• Required task: Among the entries below, find the lines with "style" and copy them.

>>>

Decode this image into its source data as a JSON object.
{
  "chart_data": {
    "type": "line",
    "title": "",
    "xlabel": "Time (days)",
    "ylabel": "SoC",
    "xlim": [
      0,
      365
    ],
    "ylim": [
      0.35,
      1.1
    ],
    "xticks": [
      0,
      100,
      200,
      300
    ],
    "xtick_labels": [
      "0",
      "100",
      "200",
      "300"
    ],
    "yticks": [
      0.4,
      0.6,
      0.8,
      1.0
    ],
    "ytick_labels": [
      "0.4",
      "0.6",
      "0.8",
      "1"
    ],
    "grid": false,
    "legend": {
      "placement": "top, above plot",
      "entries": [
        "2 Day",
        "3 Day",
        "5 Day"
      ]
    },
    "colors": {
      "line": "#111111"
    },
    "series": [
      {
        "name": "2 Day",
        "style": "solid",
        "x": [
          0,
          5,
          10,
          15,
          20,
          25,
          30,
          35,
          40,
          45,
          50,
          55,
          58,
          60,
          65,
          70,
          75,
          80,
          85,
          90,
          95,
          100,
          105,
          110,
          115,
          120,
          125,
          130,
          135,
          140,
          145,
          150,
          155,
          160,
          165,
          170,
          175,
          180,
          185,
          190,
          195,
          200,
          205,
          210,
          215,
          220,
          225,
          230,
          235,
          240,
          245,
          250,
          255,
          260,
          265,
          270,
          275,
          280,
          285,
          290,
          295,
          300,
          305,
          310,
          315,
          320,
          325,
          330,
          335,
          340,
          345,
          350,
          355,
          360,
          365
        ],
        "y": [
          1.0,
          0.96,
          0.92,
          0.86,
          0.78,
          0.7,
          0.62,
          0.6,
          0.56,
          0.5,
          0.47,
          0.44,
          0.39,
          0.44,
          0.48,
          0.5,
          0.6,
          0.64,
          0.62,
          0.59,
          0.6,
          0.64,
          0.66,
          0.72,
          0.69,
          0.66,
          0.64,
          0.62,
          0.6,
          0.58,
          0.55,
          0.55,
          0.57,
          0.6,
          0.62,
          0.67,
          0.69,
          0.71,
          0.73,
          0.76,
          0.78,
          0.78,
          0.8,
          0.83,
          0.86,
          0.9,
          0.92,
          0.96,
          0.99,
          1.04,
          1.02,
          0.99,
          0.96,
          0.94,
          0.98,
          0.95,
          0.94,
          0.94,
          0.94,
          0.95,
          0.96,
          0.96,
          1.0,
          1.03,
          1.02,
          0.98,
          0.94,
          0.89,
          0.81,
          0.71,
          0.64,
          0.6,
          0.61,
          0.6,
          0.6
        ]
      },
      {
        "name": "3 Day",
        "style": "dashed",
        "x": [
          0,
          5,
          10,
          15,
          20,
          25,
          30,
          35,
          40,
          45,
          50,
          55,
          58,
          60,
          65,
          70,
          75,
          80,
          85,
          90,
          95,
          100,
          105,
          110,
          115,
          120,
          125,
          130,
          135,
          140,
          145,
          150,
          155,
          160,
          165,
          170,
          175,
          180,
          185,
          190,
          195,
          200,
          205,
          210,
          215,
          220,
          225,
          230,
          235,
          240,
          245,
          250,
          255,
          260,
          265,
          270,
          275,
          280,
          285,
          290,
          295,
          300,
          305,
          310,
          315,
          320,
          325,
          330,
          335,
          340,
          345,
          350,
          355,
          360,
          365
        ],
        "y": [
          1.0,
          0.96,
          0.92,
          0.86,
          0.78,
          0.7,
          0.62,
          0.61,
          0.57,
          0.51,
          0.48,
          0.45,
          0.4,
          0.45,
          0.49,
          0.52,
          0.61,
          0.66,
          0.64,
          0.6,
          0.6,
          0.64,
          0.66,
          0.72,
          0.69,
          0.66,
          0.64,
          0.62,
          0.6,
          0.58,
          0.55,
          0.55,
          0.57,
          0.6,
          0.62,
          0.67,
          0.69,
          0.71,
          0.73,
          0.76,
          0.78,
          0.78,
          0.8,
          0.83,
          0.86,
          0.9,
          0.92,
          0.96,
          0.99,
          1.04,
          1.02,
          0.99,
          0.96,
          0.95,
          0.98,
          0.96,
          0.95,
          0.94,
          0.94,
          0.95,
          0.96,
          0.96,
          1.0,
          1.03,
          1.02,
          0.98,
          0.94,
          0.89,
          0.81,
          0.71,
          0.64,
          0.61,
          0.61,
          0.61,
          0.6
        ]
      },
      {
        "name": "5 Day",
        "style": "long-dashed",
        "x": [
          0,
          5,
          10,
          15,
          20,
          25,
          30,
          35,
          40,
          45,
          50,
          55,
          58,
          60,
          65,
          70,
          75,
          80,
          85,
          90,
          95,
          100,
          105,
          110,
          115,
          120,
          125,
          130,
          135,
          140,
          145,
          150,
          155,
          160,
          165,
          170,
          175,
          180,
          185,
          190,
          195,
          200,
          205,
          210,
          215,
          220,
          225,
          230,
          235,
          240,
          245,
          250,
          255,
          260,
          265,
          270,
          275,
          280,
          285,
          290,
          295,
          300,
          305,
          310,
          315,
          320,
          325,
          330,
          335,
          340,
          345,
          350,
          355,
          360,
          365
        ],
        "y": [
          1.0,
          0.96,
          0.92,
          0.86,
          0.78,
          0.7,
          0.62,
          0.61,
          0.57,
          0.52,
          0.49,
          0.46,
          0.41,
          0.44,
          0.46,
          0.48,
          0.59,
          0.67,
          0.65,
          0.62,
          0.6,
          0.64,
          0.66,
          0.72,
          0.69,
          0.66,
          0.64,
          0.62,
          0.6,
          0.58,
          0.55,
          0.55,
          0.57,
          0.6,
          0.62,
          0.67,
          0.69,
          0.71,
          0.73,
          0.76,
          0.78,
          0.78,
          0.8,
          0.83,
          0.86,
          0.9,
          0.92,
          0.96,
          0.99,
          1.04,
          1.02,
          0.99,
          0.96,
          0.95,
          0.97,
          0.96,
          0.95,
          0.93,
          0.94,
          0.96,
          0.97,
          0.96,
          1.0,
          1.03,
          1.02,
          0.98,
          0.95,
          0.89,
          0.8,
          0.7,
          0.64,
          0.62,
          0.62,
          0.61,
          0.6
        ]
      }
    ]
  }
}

<<<

• Correct result:
        "style": "solid",
        "style": "dashed",
        "style": "long-dashed",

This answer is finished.